"""

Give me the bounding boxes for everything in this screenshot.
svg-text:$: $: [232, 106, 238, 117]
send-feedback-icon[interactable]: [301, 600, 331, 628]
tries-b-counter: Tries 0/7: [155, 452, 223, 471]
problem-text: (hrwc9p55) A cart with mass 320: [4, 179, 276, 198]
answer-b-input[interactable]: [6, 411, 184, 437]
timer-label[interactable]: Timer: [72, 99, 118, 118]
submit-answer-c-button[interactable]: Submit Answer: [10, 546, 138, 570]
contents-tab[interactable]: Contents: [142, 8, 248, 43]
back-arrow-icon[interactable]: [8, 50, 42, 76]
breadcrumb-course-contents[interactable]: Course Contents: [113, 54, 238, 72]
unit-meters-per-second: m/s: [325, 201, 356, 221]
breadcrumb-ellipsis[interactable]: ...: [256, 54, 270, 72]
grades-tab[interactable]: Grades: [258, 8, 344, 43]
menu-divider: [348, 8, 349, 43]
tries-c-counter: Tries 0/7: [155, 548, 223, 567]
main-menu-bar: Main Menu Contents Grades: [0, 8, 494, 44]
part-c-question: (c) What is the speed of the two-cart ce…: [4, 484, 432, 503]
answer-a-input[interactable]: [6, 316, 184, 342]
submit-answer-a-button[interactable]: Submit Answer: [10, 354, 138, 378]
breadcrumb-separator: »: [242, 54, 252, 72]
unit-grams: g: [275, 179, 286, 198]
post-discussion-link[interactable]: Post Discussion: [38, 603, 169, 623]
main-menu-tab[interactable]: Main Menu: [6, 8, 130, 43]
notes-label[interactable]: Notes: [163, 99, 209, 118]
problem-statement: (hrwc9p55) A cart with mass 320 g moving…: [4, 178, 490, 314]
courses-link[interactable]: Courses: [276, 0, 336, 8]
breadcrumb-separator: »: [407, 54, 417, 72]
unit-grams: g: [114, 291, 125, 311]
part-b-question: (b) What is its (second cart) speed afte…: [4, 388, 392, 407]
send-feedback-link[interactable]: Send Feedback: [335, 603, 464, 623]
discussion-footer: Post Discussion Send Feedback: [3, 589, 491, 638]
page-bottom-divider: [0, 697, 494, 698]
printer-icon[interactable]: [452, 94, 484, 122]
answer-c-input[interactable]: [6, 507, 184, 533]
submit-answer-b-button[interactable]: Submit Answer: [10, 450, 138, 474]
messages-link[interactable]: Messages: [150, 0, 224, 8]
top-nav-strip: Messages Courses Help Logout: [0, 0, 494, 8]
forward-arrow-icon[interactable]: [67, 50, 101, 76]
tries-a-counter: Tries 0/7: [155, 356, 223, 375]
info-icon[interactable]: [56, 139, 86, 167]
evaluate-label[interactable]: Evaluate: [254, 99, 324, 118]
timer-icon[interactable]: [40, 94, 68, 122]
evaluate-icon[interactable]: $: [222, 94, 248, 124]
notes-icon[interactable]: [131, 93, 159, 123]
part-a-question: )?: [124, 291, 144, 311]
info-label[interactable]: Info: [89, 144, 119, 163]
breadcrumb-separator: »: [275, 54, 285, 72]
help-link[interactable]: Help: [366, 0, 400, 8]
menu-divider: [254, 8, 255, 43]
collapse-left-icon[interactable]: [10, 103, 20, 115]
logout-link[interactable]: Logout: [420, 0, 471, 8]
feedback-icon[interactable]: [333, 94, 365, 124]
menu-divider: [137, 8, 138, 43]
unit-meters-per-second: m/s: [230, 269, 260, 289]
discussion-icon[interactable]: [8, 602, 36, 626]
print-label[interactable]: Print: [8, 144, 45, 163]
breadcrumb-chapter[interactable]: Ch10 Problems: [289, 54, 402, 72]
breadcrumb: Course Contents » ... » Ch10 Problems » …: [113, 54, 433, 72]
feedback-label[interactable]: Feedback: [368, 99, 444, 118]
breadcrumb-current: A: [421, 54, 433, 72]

"""

PROMPT
Rewrite every line of the entries above as a numbered list, and leave out any blank lines.

RESULT OF THE EXERCISE
1. Give me the bounding boxes for everything in this screenshot.
2. svg-text:$: $: [232, 106, 238, 117]
3. send-feedback-icon[interactable]: [301, 600, 331, 628]
4. tries-b-counter: Tries 0/7: [155, 452, 223, 471]
5. problem-text: (hrwc9p55) A cart with mass 320: [4, 179, 276, 198]
6. answer-b-input[interactable]: [6, 411, 184, 437]
7. timer-label[interactable]: Timer: [72, 99, 118, 118]
8. submit-answer-c-button[interactable]: Submit Answer: [10, 546, 138, 570]
9. contents-tab[interactable]: Contents: [142, 8, 248, 43]
10. back-arrow-icon[interactable]: [8, 50, 42, 76]
11. breadcrumb-course-contents[interactable]: Course Contents: [113, 54, 238, 72]
12. unit-meters-per-second: m/s: [325, 201, 356, 221]
13. breadcrumb-ellipsis[interactable]: ...: [256, 54, 270, 72]
14. grades-tab[interactable]: Grades: [258, 8, 344, 43]
15. menu-divider: [348, 8, 349, 43]
16. tries-c-counter: Tries 0/7: [155, 548, 223, 567]
17. main-menu-bar: Main Menu Contents Grades: [0, 8, 494, 44]
18. part-c-question: (c) What is the speed of the two-cart ce…: [4, 484, 432, 503]
19. answer-a-input[interactable]: [6, 316, 184, 342]
20. submit-answer-a-button[interactable]: Submit Answer: [10, 354, 138, 378]
21. breadcrumb-separator: »: [242, 54, 252, 72]
22. unit-grams: g: [275, 179, 286, 198]
23. post-discussion-link[interactable]: Post Discussion: [38, 603, 169, 623]
24. main-menu-tab[interactable]: Main Menu: [6, 8, 130, 43]
25. notes-label[interactable]: Notes: [163, 99, 209, 118]
26. problem-statement: (hrwc9p55) A cart with mass 320 g moving…: [4, 178, 490, 314]
27. courses-link[interactable]: Courses: [276, 0, 336, 8]
28. breadcrumb-separator: »: [407, 54, 417, 72]
29. unit-grams: g: [114, 291, 125, 311]
30. part-b-question: (b) What is its (second cart) speed afte…: [4, 388, 392, 407]
31. send-feedback-link[interactable]: Send Feedback: [335, 603, 464, 623]
32. discussion-footer: Post Discussion Send Feedback: [3, 589, 491, 638]
33. page-bottom-divider: [0, 697, 494, 698]
34. printer-icon[interactable]: [452, 94, 484, 122]
35. answer-c-input[interactable]: [6, 507, 184, 533]
36. submit-answer-b-button[interactable]: Submit Answer: [10, 450, 138, 474]
37. messages-link[interactable]: Messages: [150, 0, 224, 8]
38. top-nav-strip: Messages Courses Help Logout: [0, 0, 494, 8]
39. forward-arrow-icon[interactable]: [67, 50, 101, 76]
40. tries-a-counter: Tries 0/7: [155, 356, 223, 375]
41. info-icon[interactable]: [56, 139, 86, 167]
42. evaluate-label[interactable]: Evaluate: [254, 99, 324, 118]
43. timer-icon[interactable]: [40, 94, 68, 122]
44. evaluate-icon[interactable]: $: [222, 94, 248, 124]
45. notes-icon[interactable]: [131, 93, 159, 123]
46. part-a-question: )?: [124, 291, 144, 311]
47. info-label[interactable]: Info: [89, 144, 119, 163]
48. breadcrumb-separator: »: [275, 54, 285, 72]
49. help-link[interactable]: Help: [366, 0, 400, 8]
50. menu-divider: [254, 8, 255, 43]
51. collapse-left-icon[interactable]: [10, 103, 20, 115]
52. logout-link[interactable]: Logout: [420, 0, 471, 8]
53. feedback-icon[interactable]: [333, 94, 365, 124]
54. menu-divider: [137, 8, 138, 43]
55. unit-meters-per-second: m/s: [230, 269, 260, 289]
56. discussion-icon[interactable]: [8, 602, 36, 626]
57. print-label[interactable]: Print: [8, 144, 45, 163]
58. breadcrumb-chapter[interactable]: Ch10 Problems: [289, 54, 402, 72]
59. breadcrumb: Course Contents » ... » Ch10 Problems » …: [113, 54, 433, 72]
60. feedback-label[interactable]: Feedback: [368, 99, 444, 118]
61. breadcrumb-current: A: [421, 54, 433, 72]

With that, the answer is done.